Could you retype exactly the lines below between the one holding "Reverse-engineer this chart into JSON." and the one holding "What's the underlying", inclusive, leaving out any pictures?

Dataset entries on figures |
# # # # #
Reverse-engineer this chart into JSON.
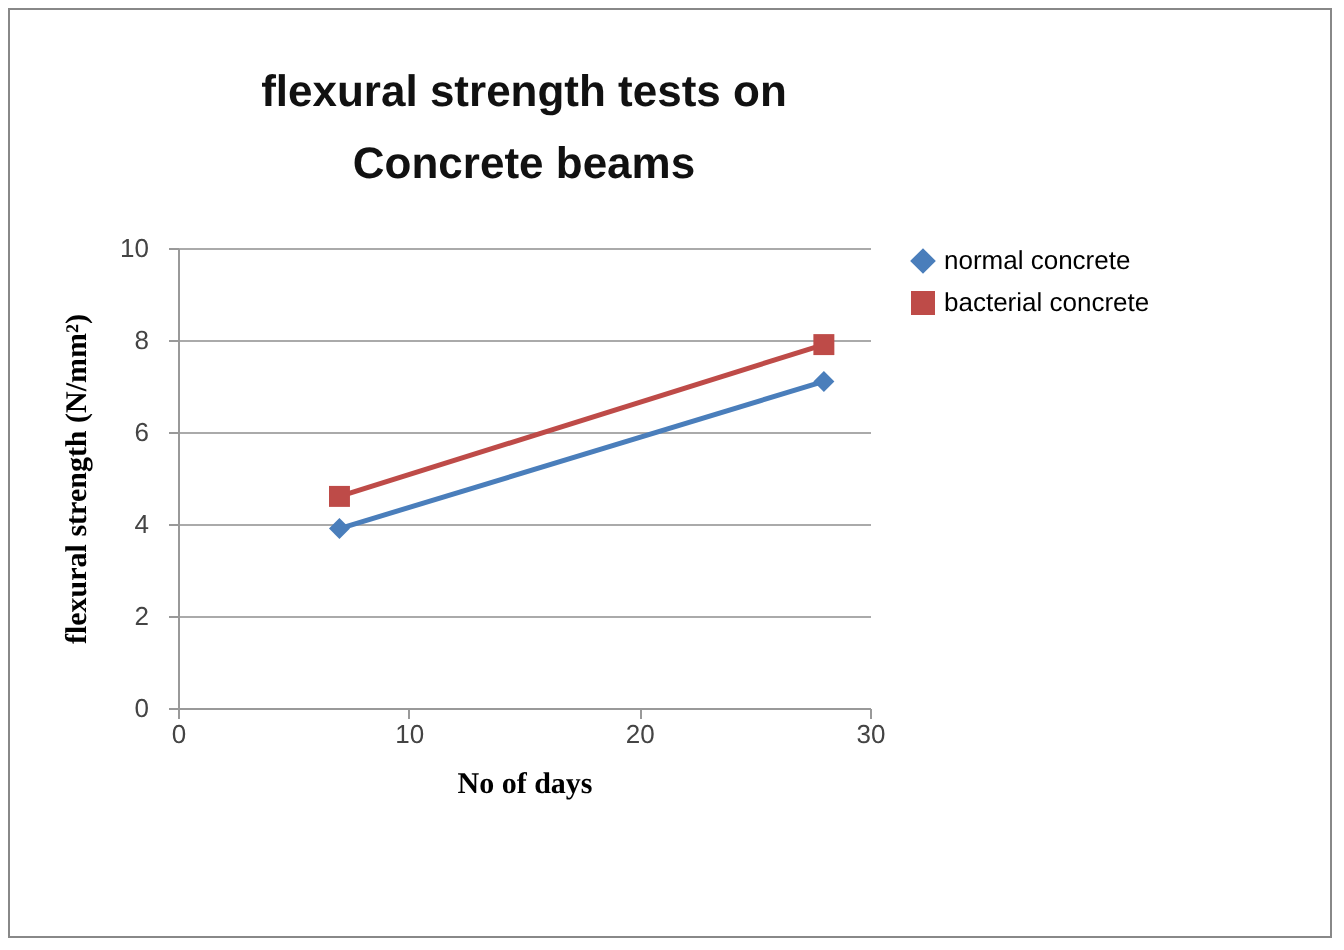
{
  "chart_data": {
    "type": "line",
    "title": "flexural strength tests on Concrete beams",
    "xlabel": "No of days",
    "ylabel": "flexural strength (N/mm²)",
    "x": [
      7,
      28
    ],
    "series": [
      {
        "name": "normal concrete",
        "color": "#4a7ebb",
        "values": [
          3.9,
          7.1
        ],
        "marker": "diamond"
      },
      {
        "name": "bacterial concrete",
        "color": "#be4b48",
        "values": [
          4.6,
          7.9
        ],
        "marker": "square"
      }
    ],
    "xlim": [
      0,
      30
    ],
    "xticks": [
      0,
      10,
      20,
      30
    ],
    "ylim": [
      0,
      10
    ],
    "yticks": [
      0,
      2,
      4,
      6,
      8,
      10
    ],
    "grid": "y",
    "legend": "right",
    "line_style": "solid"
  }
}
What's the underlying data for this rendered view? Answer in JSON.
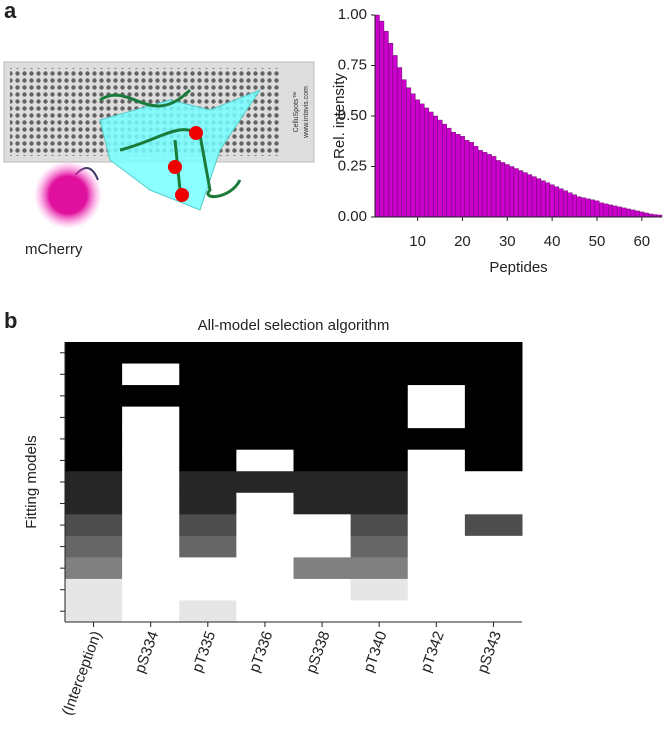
# # # # #
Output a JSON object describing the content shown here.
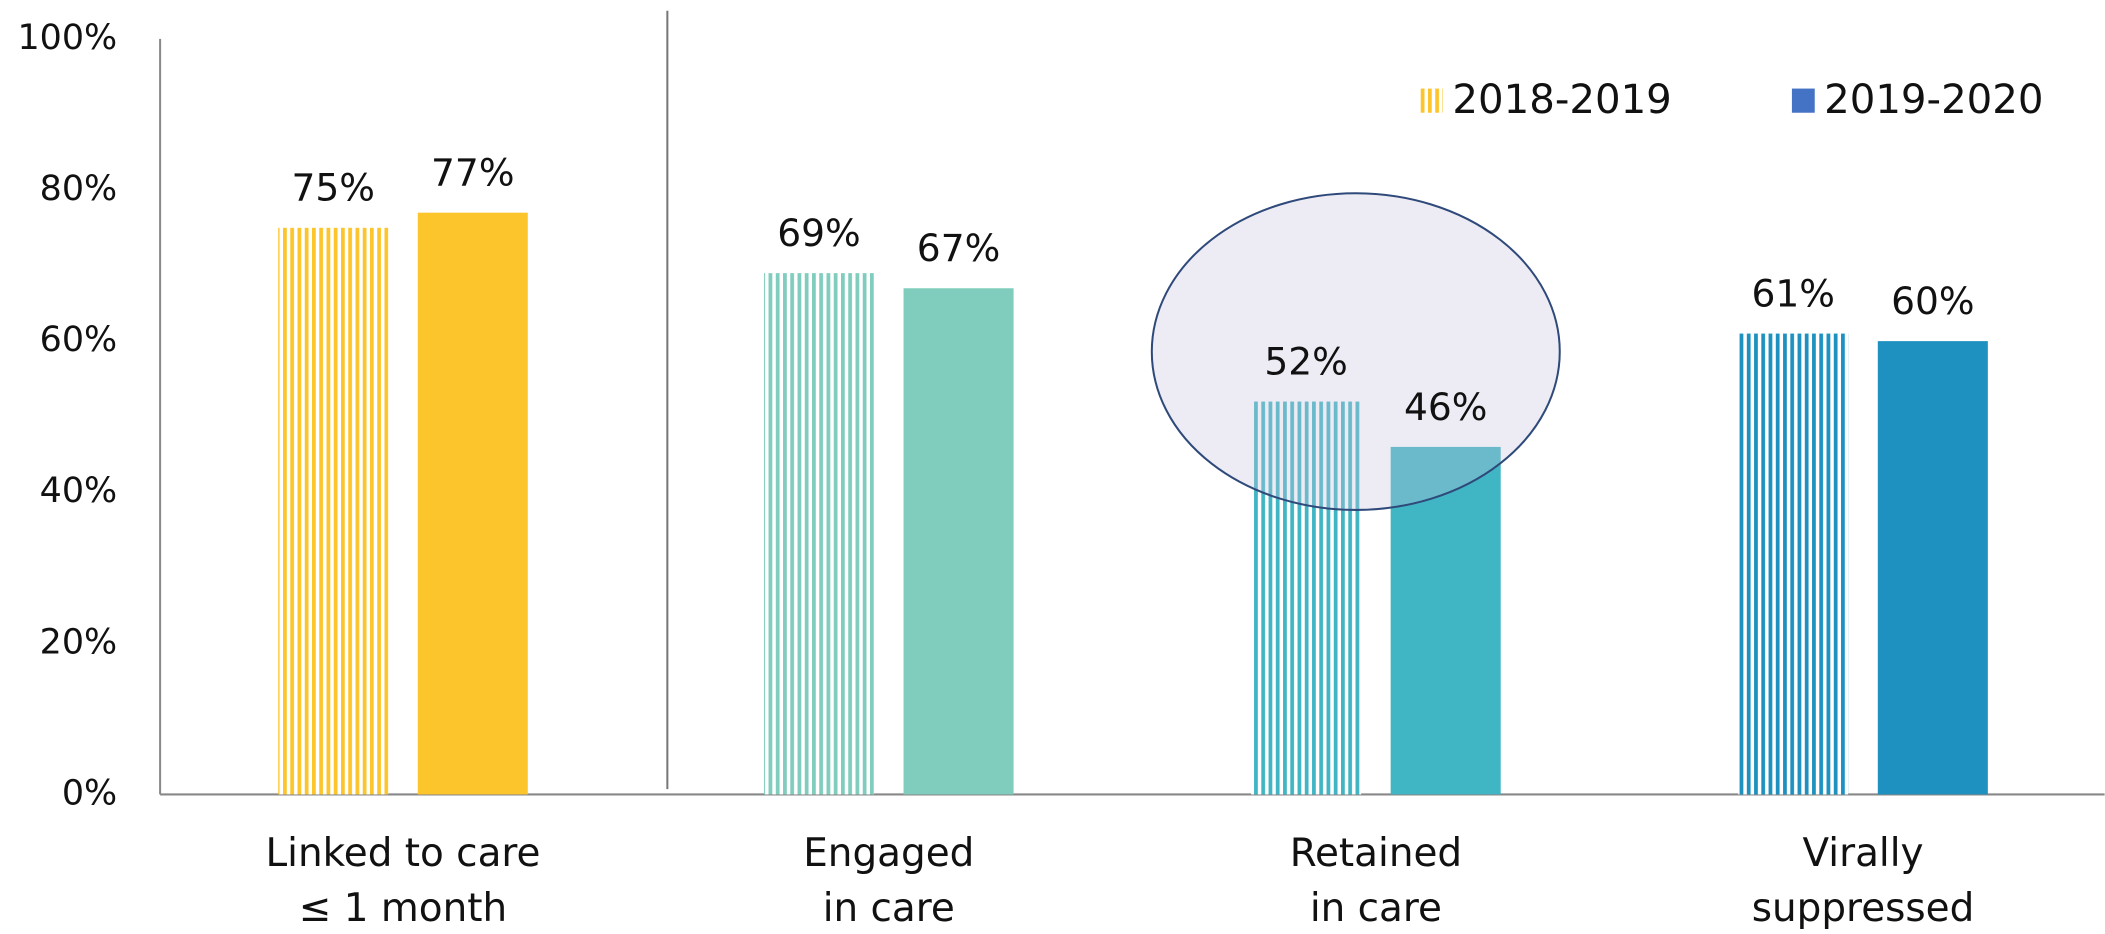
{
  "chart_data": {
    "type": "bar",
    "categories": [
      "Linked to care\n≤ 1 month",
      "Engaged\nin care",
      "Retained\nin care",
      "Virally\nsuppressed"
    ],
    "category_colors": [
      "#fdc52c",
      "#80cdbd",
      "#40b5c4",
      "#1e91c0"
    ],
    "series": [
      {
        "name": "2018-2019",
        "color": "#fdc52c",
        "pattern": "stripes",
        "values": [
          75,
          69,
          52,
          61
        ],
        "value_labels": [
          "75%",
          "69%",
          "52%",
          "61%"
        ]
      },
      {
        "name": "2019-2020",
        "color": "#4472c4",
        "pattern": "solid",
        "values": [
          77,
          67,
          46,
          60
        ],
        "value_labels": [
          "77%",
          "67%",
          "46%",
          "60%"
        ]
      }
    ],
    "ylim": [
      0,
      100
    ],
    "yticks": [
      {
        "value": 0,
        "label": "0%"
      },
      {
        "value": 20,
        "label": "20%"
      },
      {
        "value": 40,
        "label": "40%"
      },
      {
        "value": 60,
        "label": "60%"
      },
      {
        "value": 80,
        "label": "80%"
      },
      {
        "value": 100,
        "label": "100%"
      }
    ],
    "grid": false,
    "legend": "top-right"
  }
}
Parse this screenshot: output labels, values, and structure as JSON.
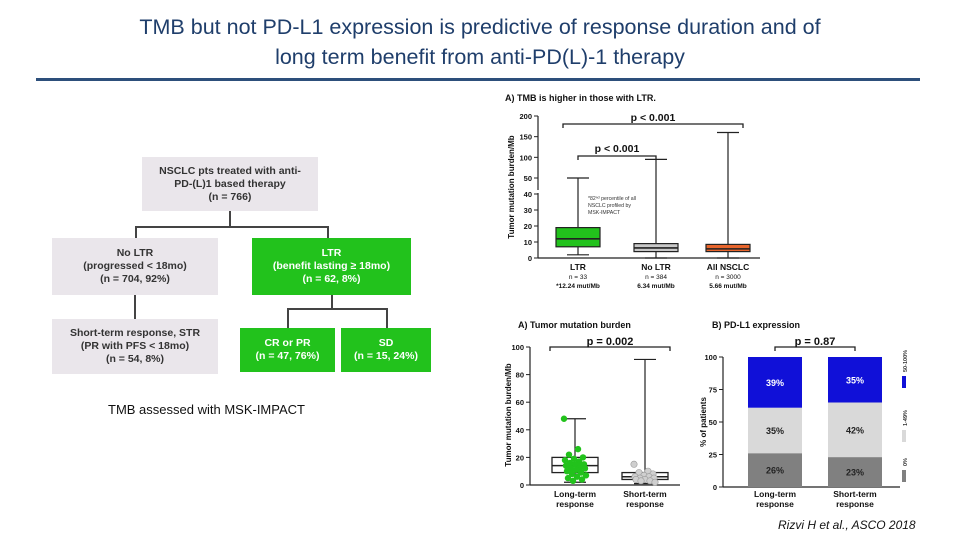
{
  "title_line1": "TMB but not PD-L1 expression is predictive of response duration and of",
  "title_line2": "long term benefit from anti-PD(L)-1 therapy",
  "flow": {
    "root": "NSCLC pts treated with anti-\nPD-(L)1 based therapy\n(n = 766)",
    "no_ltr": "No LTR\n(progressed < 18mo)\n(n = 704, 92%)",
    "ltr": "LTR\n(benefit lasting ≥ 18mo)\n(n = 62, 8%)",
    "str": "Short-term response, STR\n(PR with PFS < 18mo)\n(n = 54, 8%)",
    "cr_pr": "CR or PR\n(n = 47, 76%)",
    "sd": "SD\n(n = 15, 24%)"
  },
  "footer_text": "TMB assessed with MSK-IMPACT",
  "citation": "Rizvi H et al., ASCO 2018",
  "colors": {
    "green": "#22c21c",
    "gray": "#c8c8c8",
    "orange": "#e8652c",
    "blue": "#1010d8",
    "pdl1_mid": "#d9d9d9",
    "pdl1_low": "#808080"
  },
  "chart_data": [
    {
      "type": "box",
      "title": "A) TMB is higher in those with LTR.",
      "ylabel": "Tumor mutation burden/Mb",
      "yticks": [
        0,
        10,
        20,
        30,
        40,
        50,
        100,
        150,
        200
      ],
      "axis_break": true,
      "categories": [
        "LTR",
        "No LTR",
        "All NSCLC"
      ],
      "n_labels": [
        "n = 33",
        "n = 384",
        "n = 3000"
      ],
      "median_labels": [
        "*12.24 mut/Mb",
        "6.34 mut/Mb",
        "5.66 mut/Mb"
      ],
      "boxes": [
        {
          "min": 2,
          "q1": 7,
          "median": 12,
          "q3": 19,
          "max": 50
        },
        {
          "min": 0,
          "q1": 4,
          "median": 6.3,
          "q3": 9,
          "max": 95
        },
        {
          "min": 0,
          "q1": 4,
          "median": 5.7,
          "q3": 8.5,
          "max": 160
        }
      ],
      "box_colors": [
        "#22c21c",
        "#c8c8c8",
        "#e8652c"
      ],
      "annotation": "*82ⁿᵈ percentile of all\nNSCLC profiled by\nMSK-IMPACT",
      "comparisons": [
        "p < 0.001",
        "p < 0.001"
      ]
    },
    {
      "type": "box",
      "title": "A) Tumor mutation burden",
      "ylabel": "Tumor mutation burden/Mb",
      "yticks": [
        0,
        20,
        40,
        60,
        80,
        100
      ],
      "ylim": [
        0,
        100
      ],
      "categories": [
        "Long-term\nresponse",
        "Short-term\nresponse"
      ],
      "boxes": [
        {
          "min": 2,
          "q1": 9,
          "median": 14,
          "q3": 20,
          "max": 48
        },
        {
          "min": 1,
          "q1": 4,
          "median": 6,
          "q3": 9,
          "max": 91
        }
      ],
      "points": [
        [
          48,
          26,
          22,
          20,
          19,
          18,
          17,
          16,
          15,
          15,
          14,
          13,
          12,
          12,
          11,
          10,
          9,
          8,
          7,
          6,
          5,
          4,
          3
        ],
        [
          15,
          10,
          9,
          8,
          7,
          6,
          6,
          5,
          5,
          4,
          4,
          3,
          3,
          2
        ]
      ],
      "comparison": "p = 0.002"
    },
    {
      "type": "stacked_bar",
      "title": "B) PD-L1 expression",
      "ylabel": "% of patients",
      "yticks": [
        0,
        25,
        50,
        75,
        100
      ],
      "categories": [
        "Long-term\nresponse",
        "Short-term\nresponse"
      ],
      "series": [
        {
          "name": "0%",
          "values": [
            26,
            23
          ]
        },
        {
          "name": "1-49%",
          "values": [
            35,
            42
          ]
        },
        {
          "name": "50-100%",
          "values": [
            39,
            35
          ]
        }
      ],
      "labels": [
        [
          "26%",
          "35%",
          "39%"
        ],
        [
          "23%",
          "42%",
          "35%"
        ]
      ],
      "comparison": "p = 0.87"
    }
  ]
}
# # # # #
RESPONSE AREA |
Reverse-engineer this chart into JSON.
{
  "chart_data": {
    "type": "line",
    "title": "flexural strength tests on Concrete beams",
    "xlabel": "No of days",
    "ylabel": "flexural strength (N/mm²)",
    "x": [
      7,
      28
    ],
    "series": [
      {
        "name": "normal concrete",
        "color": "#4a7ebb",
        "values": [
          3.9,
          7.1
        ],
        "marker": "diamond"
      },
      {
        "name": "bacterial concrete",
        "color": "#be4b48",
        "values": [
          4.6,
          7.9
        ],
        "marker": "square"
      }
    ],
    "xlim": [
      0,
      30
    ],
    "xticks": [
      0,
      10,
      20,
      30
    ],
    "ylim": [
      0,
      10
    ],
    "yticks": [
      0,
      2,
      4,
      6,
      8,
      10
    ],
    "grid": "y",
    "legend": "right",
    "line_style": "solid"
  }
}
What's the underlying data for this rendered view? Answer in JSON.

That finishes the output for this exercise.